BEGIN

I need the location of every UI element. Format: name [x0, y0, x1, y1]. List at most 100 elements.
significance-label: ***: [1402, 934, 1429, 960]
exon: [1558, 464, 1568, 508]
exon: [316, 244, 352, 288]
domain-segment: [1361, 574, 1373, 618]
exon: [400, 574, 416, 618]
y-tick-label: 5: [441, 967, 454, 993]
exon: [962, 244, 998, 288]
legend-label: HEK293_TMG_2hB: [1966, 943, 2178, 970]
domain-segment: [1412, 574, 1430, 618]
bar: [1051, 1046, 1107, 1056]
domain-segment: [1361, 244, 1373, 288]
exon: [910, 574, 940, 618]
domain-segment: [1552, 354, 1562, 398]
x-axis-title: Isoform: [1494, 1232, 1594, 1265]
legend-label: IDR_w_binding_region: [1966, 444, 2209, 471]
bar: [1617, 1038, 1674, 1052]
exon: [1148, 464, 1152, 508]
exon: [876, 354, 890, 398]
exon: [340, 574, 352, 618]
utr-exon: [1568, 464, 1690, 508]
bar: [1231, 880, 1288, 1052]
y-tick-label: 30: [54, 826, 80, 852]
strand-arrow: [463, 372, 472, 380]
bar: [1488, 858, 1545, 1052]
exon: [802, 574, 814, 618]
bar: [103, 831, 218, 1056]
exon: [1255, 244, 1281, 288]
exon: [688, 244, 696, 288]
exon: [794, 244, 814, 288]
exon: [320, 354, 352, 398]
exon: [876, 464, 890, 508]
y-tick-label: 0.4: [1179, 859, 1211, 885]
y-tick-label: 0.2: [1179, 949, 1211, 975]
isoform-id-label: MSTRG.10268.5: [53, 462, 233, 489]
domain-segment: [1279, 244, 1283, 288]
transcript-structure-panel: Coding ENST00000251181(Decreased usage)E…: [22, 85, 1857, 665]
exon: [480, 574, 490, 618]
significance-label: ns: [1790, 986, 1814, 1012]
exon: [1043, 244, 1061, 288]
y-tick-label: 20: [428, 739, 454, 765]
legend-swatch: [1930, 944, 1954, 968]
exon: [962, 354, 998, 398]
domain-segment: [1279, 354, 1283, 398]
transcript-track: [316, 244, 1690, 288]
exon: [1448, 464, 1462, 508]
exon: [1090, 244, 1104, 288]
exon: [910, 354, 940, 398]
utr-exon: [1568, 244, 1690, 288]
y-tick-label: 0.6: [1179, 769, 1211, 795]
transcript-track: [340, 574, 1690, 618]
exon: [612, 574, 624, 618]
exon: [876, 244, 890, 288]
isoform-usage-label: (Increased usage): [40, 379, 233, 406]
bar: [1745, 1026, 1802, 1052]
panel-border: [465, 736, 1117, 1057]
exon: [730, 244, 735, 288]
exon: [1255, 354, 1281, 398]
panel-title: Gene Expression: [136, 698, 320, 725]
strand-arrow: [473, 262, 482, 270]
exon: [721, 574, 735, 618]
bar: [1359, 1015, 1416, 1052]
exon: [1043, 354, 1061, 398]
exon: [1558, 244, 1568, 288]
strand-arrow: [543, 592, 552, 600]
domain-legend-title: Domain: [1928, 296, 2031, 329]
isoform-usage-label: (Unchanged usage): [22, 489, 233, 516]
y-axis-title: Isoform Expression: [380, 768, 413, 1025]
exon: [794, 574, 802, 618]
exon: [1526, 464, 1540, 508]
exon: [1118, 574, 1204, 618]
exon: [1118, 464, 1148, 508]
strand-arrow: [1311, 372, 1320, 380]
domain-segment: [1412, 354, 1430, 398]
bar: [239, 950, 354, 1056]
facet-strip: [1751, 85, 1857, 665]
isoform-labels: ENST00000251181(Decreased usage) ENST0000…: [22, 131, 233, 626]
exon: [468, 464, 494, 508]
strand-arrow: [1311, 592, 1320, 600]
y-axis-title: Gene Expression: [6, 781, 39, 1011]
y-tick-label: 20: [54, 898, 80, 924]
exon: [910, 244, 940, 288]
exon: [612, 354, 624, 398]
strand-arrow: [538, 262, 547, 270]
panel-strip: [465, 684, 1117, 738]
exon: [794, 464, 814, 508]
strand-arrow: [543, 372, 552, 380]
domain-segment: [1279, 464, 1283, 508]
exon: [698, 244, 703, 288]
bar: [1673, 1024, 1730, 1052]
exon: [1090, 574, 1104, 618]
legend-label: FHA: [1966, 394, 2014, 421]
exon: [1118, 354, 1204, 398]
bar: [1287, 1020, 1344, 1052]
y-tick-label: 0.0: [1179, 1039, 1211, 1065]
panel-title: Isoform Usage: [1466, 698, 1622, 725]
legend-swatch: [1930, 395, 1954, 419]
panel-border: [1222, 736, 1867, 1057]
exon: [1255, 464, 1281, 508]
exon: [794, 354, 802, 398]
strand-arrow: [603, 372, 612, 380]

END

● Your objective
Lines that contain "panel" are to be copied from the records above.

● Reply to the exercise
transcript-structure-panel: Coding ENST00000251181(Decreased usage)E…: [22, 85, 1857, 665]
panel-border: [465, 736, 1117, 1057]
panel-title: Gene Expression: [136, 698, 320, 725]
panel-strip: [465, 684, 1117, 738]
panel-title: Isoform Usage: [1466, 698, 1622, 725]
panel-border: [1222, 736, 1867, 1057]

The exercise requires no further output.